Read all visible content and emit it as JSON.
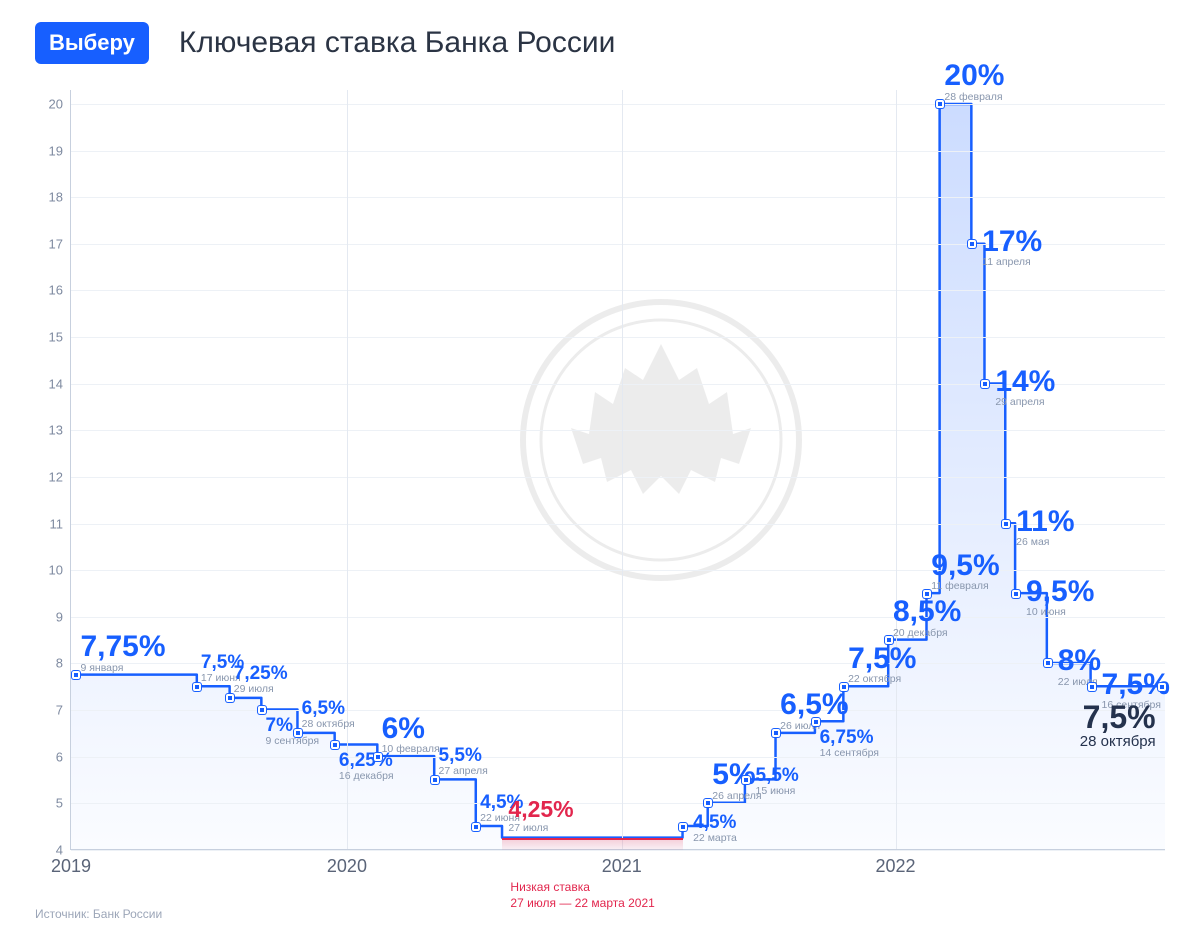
{
  "header": {
    "logo": "Выберу",
    "title": "Ключевая ставка Банка России"
  },
  "source": "Источник: Банк России",
  "chart": {
    "type": "step-area",
    "colors": {
      "line": "#175fff",
      "fill_top": "rgba(23,95,255,0.22)",
      "fill_bottom": "rgba(23,95,255,0.02)",
      "low_line": "#e2264d",
      "low_fill": "rgba(226,38,77,0.15)",
      "grid": "#edf1f6",
      "axis": "#c7d0de",
      "tick_text": "#7e8aa0",
      "xtick_text": "#5a6478",
      "label": "#175fff",
      "final_label": "#24324d",
      "background": "#ffffff"
    },
    "ylim": [
      4,
      20.3
    ],
    "yticks": [
      4,
      5,
      6,
      7,
      8,
      9,
      10,
      11,
      12,
      13,
      14,
      15,
      16,
      17,
      18,
      19,
      20
    ],
    "x_start": "2019-01-01",
    "x_end": "2022-12-31",
    "xticks": [
      {
        "t": 0.0,
        "label": "2019"
      },
      {
        "t": 0.252,
        "label": "2020"
      },
      {
        "t": 0.503,
        "label": "2021"
      },
      {
        "t": 0.753,
        "label": "2022"
      }
    ],
    "points": [
      {
        "t": 0.005,
        "rate": 7.75,
        "label": "7,75%",
        "date": "9 января",
        "big": true,
        "lp": "above"
      },
      {
        "t": 0.115,
        "rate": 7.5,
        "label": "7,5%",
        "date": "17 июня",
        "big": false,
        "lp": "above"
      },
      {
        "t": 0.145,
        "rate": 7.25,
        "label": "7,25%",
        "date": "29 июля",
        "big": false,
        "lp": "above"
      },
      {
        "t": 0.174,
        "rate": 7.0,
        "label": "7%",
        "date": "9 сентября",
        "big": false,
        "lp": "below"
      },
      {
        "t": 0.207,
        "rate": 6.5,
        "label": "6,5%",
        "date": "28 октября",
        "big": false,
        "lp": "above"
      },
      {
        "t": 0.241,
        "rate": 6.25,
        "label": "6,25%",
        "date": "16 декабря",
        "big": false,
        "lp": "below"
      },
      {
        "t": 0.28,
        "rate": 6.0,
        "label": "6%",
        "date": "10 февраля",
        "big": true,
        "lp": "above"
      },
      {
        "t": 0.332,
        "rate": 5.5,
        "label": "5,5%",
        "date": "27 апреля",
        "big": false,
        "lp": "above"
      },
      {
        "t": 0.37,
        "rate": 4.5,
        "label": "4,5%",
        "date": "22 июня",
        "big": false,
        "lp": "above"
      },
      {
        "t": 0.394,
        "rate": 4.25,
        "label": "4,25%",
        "date": "27 июля",
        "big": true,
        "lp": "above",
        "low": true
      },
      {
        "t": 0.559,
        "rate": 4.5,
        "label": "4,5%",
        "date": "22 марта",
        "big": false,
        "lp": "right"
      },
      {
        "t": 0.582,
        "rate": 5.0,
        "label": "5%",
        "date": "26 апреля",
        "big": true,
        "lp": "above"
      },
      {
        "t": 0.616,
        "rate": 5.5,
        "label": "5,5%",
        "date": "15 июня",
        "big": false,
        "lp": "right"
      },
      {
        "t": 0.644,
        "rate": 6.5,
        "label": "6,5%",
        "date": "26 июля",
        "big": true,
        "lp": "above"
      },
      {
        "t": 0.68,
        "rate": 6.75,
        "label": "6,75%",
        "date": "14 сентября",
        "big": false,
        "lp": "below"
      },
      {
        "t": 0.706,
        "rate": 7.5,
        "label": "7,5%",
        "date": "22 октября",
        "big": true,
        "lp": "above"
      },
      {
        "t": 0.747,
        "rate": 8.5,
        "label": "8,5%",
        "date": "20 декабря",
        "big": true,
        "lp": "above"
      },
      {
        "t": 0.782,
        "rate": 9.5,
        "label": "9,5%",
        "date": "11 февраля",
        "big": true,
        "lp": "above"
      },
      {
        "t": 0.794,
        "rate": 20.0,
        "label": "20%",
        "date": "28 февраля",
        "big": true,
        "lp": "above"
      },
      {
        "t": 0.823,
        "rate": 17.0,
        "label": "17%",
        "date": "11 апреля",
        "big": true,
        "lp": "right"
      },
      {
        "t": 0.835,
        "rate": 14.0,
        "label": "14%",
        "date": "29 апреля",
        "big": true,
        "lp": "right"
      },
      {
        "t": 0.854,
        "rate": 11.0,
        "label": "11%",
        "date": "26 мая",
        "big": true,
        "lp": "right"
      },
      {
        "t": 0.863,
        "rate": 9.5,
        "label": "9,5%",
        "date": "10 июня",
        "big": true,
        "lp": "right"
      },
      {
        "t": 0.892,
        "rate": 8.0,
        "label": "8%",
        "date": "22 июля",
        "big": true,
        "lp": "right"
      },
      {
        "t": 0.932,
        "rate": 7.5,
        "label": "7,5%",
        "date": "16 сентября",
        "big": true,
        "lp": "right"
      },
      {
        "t": 0.996,
        "rate": 7.5,
        "label": "7,5%",
        "date": "28 октября",
        "big": true,
        "lp": "below",
        "final": true
      }
    ],
    "low_band": {
      "t_start": 0.394,
      "t_end": 0.559,
      "rate": 4.25,
      "note_title": "Низкая ставка",
      "note_range": "27 июля — 22 марта 2021"
    },
    "fontsize": {
      "big_label": 30,
      "small_label": 19,
      "date": 10.5,
      "xtick": 18,
      "ytick": 13
    },
    "line_width": 2.5,
    "marker_size": 8
  }
}
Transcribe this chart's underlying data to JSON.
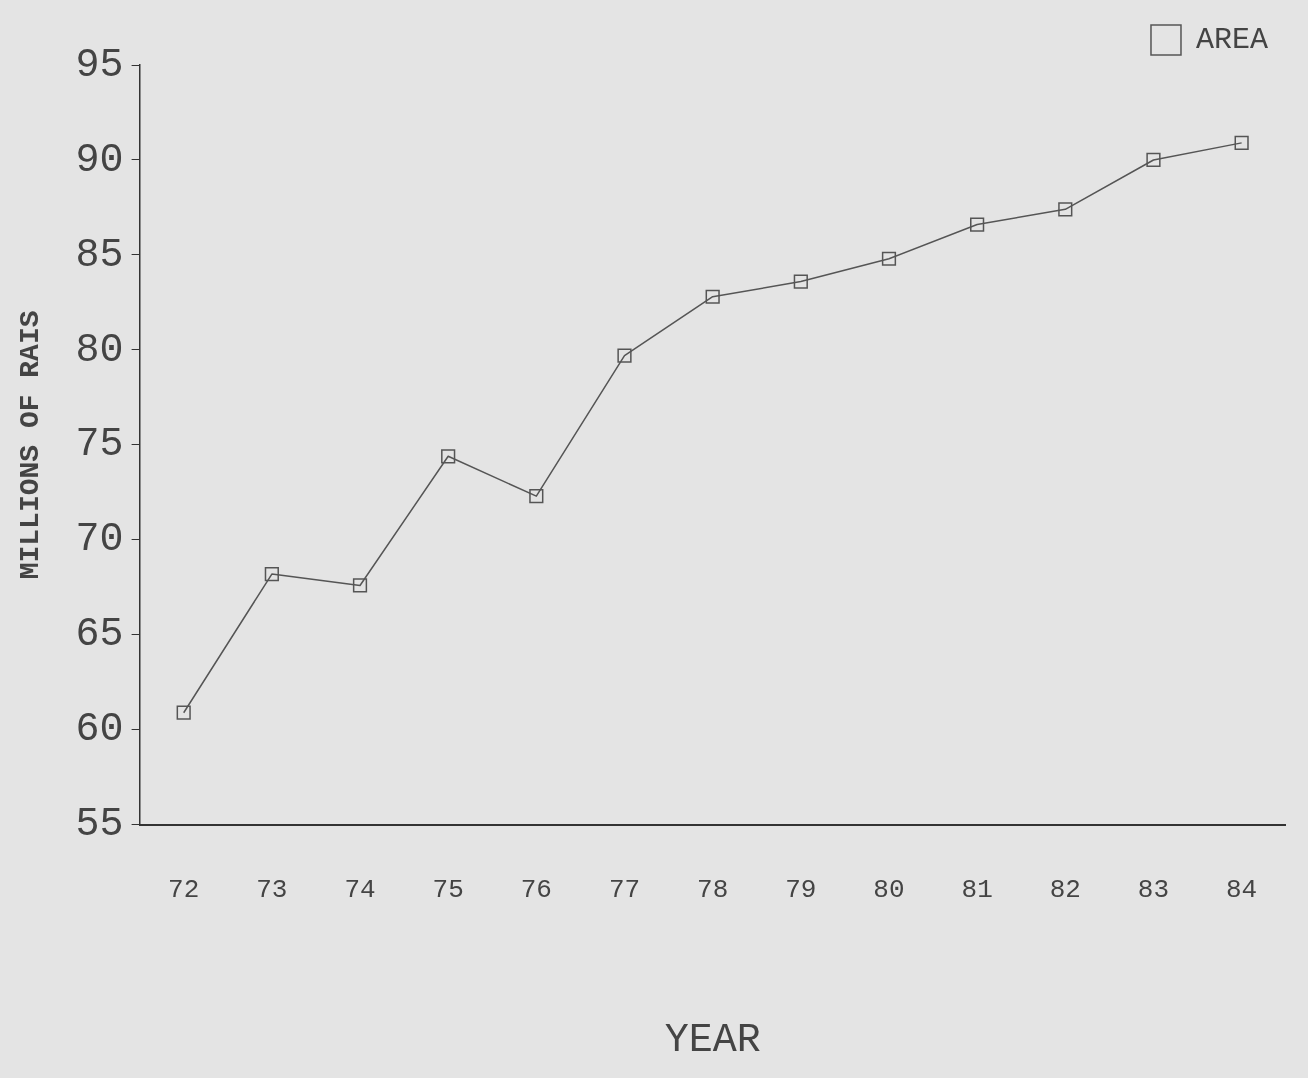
{
  "chart_data": {
    "type": "line",
    "xlabel": "YEAR",
    "ylabel": "MILLIONS OF RAIS",
    "categories": [
      "72",
      "73",
      "74",
      "75",
      "76",
      "77",
      "78",
      "79",
      "80",
      "81",
      "82",
      "83",
      "84"
    ],
    "series": [
      {
        "name": "AREA",
        "color": "#555555",
        "values": [
          60.9,
          68.2,
          67.6,
          74.4,
          72.3,
          79.7,
          82.8,
          83.6,
          84.8,
          86.6,
          87.4,
          90.0,
          90.9
        ]
      }
    ],
    "ylim": [
      55,
      95
    ],
    "yticks": [
      55,
      60,
      65,
      70,
      75,
      80,
      85,
      90,
      95
    ],
    "grid": false,
    "legend": "top right",
    "marker": "square",
    "line_style": "solid"
  }
}
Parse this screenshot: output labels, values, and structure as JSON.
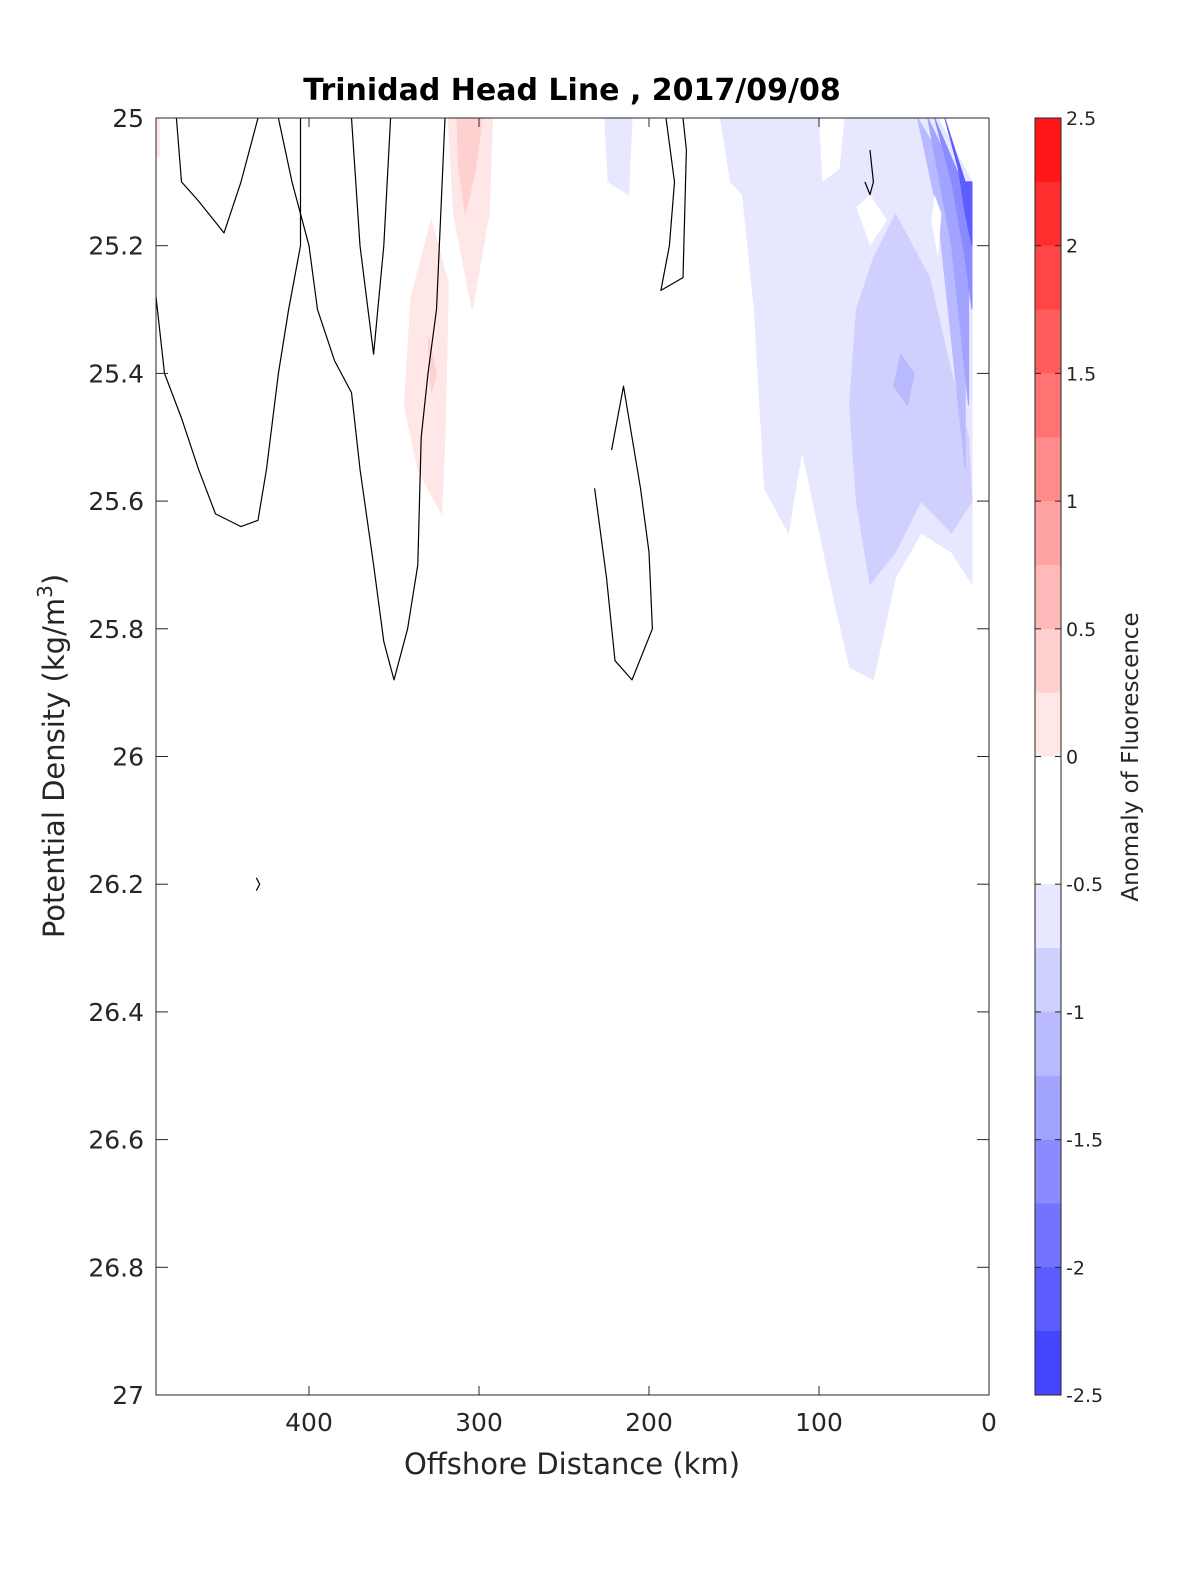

■ Task description ■
Scan the records for the string "февраля". Copy each line in which it appears.

■ Final answer ■
        "date": "10 февраля",
        "date": "11 февраля",
        "date": "28 февраля",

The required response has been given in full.